• [PROBLEM REQUIREMENTS] For the data that follows, state how many lines hold the string "objective", giving the number by itself.

[Extracted records]
□ □ □ □

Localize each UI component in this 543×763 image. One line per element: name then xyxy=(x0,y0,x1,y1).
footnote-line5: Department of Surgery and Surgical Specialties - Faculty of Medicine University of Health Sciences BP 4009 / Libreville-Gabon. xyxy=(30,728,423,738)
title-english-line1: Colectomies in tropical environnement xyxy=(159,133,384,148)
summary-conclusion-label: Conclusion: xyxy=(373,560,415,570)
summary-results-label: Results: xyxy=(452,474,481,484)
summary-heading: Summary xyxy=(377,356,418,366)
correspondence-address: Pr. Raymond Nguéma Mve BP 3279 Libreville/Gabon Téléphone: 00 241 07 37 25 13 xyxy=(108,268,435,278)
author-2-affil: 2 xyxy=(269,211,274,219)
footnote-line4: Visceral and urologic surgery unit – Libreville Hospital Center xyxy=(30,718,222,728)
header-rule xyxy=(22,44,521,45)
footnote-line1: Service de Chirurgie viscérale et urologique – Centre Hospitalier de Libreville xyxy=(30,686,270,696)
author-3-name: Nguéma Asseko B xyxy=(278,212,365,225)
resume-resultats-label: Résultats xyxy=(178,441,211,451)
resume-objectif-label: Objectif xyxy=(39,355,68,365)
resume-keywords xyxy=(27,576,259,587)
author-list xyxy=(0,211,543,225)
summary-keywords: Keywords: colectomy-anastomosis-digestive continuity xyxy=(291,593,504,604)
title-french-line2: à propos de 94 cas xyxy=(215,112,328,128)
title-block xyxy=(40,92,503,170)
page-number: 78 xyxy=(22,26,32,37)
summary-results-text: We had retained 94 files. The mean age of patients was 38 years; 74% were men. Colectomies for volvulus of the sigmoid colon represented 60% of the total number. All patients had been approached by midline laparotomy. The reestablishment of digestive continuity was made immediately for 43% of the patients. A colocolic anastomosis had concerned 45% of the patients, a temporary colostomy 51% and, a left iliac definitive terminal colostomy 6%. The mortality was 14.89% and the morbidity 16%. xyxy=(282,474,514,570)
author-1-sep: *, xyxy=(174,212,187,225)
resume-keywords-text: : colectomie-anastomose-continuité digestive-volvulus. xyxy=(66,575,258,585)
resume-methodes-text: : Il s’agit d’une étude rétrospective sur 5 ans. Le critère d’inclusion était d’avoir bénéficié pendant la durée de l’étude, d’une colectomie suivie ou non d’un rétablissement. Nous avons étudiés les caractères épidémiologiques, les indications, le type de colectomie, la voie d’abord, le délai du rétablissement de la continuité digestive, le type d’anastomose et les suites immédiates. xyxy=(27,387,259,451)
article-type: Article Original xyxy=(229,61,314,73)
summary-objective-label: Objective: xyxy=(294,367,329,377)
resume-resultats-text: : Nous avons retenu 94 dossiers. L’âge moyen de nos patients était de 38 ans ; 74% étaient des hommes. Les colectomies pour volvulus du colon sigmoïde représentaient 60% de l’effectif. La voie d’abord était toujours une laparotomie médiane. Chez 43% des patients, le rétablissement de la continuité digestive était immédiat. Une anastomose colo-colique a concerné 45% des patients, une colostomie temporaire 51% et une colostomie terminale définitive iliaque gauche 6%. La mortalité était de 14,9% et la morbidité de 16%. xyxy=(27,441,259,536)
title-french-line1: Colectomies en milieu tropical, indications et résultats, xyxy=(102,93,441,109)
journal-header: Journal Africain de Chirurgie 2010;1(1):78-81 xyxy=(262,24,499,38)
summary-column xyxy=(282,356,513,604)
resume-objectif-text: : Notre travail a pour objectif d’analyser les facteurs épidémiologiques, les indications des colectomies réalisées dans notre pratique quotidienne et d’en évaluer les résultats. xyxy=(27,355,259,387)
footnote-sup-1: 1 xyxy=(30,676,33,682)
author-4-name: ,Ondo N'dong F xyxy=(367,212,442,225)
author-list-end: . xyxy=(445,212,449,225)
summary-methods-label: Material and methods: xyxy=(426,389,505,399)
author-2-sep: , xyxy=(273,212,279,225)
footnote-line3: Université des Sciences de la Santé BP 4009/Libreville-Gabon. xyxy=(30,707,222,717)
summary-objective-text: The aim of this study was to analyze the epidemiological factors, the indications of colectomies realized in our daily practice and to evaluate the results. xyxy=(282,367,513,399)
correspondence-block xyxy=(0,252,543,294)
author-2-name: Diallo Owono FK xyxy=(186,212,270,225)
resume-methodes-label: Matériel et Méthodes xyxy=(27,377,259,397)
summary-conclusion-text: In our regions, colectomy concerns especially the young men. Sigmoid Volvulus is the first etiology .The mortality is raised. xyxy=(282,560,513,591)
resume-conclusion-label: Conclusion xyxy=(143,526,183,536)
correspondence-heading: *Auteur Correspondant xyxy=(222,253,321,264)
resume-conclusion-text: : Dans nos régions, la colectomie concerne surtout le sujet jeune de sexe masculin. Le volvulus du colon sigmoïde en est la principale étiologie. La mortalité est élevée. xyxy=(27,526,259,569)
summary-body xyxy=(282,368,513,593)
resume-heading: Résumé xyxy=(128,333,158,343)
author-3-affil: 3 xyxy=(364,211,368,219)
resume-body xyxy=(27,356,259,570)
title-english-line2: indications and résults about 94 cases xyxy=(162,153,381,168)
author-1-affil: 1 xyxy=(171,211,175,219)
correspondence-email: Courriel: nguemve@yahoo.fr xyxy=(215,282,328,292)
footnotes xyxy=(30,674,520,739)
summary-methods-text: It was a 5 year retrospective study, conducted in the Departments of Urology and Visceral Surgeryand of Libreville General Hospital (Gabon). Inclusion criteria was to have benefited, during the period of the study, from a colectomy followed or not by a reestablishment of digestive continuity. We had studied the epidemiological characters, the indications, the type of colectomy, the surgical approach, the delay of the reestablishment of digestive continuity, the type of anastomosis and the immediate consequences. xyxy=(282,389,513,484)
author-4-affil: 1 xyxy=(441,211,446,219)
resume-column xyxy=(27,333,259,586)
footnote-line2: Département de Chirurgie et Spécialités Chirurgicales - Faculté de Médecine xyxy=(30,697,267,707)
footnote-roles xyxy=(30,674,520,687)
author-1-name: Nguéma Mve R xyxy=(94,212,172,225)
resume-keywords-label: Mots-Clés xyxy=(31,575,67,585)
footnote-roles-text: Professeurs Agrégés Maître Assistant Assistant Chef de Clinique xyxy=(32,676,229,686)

□ □ □ □

• [YOUR SOLUTION] 2